Set exercise :: Reproduce all lines of the listing below in which the word "social" occurs.
··· Material for this task
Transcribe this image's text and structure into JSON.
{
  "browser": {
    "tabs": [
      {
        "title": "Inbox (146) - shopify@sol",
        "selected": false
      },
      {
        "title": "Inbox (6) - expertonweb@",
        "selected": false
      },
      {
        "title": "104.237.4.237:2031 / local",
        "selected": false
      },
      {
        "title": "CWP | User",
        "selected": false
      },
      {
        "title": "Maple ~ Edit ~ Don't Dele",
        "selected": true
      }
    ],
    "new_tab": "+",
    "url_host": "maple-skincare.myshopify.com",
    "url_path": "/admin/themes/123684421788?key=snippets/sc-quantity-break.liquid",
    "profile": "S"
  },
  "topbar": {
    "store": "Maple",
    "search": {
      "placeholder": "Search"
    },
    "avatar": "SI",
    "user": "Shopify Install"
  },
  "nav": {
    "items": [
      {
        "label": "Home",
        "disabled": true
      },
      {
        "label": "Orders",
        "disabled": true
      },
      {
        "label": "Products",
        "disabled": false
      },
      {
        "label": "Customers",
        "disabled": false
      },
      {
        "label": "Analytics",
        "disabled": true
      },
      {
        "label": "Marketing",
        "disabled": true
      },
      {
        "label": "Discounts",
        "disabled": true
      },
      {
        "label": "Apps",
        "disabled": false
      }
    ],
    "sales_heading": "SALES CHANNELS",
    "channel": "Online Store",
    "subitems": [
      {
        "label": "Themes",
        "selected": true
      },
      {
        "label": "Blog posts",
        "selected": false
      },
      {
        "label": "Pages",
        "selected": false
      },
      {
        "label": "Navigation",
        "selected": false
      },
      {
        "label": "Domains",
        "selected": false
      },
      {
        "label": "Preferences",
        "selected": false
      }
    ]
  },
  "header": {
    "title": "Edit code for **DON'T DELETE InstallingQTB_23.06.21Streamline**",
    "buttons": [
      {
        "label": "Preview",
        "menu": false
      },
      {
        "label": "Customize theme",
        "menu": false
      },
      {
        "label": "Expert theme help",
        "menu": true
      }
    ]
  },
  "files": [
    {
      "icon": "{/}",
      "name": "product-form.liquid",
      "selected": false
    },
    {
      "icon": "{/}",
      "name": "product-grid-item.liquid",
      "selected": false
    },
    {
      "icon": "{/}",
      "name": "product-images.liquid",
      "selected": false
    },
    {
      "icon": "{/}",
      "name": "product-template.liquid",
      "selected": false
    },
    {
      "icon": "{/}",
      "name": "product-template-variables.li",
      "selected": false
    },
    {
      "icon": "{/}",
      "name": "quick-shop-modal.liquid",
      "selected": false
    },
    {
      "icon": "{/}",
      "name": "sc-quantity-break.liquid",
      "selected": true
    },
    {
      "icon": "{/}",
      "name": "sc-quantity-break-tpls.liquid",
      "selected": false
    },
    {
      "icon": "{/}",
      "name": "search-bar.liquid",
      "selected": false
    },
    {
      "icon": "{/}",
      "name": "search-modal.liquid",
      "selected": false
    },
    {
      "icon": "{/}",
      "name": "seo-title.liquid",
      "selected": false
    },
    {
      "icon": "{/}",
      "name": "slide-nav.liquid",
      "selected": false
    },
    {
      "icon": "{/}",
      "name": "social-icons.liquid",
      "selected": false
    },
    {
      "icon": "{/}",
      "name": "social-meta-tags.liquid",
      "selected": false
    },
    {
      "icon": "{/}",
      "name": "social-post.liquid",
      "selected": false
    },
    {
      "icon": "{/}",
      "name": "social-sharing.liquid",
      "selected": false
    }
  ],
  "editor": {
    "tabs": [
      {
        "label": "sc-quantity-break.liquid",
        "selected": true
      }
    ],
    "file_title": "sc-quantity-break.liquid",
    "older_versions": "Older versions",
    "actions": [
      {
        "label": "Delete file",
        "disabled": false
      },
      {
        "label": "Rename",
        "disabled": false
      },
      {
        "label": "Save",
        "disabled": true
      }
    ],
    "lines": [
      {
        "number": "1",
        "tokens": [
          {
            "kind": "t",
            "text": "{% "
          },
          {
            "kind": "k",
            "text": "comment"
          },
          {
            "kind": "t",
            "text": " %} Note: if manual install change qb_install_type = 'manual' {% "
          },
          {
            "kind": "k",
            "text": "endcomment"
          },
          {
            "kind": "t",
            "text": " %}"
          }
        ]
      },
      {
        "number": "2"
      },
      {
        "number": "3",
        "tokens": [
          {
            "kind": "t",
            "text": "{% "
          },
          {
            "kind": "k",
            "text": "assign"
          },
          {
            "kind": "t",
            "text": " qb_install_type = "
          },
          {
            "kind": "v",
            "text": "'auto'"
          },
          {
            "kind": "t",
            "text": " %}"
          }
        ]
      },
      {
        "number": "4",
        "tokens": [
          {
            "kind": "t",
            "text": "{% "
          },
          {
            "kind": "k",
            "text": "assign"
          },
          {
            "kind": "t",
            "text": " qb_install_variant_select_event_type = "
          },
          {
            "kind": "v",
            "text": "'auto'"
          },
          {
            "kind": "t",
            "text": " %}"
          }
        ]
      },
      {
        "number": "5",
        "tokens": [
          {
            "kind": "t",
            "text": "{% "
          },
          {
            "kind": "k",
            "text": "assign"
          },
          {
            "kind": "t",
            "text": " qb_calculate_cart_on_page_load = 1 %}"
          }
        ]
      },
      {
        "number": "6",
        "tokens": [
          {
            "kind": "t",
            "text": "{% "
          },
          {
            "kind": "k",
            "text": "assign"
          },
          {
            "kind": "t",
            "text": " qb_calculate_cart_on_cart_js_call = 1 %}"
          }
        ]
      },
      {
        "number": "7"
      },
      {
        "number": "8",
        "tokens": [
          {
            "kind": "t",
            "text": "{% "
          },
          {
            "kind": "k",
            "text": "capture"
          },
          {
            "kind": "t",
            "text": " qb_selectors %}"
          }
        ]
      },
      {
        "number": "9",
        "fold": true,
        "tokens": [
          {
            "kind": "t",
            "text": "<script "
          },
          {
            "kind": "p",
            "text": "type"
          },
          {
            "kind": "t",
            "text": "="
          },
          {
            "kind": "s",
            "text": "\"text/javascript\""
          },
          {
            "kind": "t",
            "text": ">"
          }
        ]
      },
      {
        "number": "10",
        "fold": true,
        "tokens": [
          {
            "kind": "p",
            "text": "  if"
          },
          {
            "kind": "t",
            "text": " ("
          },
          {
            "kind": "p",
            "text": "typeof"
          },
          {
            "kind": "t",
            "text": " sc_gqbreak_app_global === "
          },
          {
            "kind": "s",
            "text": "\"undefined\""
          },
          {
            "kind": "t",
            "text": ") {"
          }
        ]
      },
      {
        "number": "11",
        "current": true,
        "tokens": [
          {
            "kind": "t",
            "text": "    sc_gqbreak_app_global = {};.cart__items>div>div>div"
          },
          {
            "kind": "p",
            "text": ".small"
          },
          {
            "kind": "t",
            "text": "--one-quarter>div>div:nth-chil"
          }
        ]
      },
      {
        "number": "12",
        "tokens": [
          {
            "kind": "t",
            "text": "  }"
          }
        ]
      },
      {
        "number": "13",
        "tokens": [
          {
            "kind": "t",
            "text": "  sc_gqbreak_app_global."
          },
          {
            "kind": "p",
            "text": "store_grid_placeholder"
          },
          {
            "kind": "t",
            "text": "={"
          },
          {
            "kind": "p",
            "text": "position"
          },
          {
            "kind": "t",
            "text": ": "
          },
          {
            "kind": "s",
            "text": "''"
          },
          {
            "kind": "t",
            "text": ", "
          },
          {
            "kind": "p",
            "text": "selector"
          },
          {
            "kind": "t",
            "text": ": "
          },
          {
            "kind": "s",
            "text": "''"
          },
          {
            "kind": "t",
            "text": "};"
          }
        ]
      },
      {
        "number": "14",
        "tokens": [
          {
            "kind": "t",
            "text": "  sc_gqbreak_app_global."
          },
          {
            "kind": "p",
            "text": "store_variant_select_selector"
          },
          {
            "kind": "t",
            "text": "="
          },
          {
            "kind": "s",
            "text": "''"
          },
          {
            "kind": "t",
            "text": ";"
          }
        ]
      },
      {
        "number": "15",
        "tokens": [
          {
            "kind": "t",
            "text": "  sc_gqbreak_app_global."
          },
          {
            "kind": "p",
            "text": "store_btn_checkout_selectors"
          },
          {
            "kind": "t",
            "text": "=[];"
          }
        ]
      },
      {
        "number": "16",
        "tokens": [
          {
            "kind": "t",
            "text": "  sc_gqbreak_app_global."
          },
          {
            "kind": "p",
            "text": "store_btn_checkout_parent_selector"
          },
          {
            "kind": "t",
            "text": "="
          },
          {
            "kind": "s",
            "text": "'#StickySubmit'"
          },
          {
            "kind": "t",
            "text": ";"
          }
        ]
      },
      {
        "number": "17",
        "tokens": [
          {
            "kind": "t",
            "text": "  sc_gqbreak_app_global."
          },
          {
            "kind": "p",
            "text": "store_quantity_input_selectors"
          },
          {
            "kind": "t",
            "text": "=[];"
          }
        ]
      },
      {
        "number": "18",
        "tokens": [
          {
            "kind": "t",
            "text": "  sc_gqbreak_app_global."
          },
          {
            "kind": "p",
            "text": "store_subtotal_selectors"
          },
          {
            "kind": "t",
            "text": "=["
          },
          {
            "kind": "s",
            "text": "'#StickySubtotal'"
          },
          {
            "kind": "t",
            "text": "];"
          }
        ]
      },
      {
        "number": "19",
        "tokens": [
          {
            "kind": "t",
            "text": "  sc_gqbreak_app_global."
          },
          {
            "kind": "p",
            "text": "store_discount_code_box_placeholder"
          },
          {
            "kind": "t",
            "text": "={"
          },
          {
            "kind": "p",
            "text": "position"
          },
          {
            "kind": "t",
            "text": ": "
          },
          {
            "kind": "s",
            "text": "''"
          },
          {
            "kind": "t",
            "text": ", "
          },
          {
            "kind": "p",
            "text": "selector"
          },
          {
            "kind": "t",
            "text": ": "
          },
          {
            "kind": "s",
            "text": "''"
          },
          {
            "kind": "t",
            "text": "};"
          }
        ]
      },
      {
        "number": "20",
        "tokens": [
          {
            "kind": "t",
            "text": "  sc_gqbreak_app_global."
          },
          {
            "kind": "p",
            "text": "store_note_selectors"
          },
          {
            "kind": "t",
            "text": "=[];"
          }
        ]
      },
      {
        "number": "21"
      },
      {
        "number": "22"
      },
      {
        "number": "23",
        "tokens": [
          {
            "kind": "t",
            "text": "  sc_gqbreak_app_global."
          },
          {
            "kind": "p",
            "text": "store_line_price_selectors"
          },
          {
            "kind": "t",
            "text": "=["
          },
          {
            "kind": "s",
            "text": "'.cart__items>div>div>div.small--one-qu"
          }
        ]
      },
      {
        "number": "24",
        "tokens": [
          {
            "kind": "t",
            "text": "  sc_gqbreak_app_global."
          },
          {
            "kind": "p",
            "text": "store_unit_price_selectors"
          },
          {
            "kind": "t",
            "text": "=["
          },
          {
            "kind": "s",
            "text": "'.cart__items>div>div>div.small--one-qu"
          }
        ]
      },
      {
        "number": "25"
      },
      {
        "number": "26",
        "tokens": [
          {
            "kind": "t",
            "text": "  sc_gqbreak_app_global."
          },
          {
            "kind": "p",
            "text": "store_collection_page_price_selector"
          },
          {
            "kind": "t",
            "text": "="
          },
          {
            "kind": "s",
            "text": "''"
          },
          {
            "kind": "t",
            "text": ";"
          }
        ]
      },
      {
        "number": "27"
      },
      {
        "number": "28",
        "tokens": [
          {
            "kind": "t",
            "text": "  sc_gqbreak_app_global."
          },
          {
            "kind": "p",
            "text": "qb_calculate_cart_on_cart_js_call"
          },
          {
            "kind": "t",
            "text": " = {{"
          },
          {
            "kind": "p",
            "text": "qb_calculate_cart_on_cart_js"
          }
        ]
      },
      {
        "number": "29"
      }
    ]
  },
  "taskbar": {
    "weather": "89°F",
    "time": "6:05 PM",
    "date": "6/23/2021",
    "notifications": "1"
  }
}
······
Exercise answer ::
      "name": "social-icons.liquid",
      "name": "social-meta-tags.liquid",
      "name": "social-post.liquid",
      "name": "social-sharing.liquid",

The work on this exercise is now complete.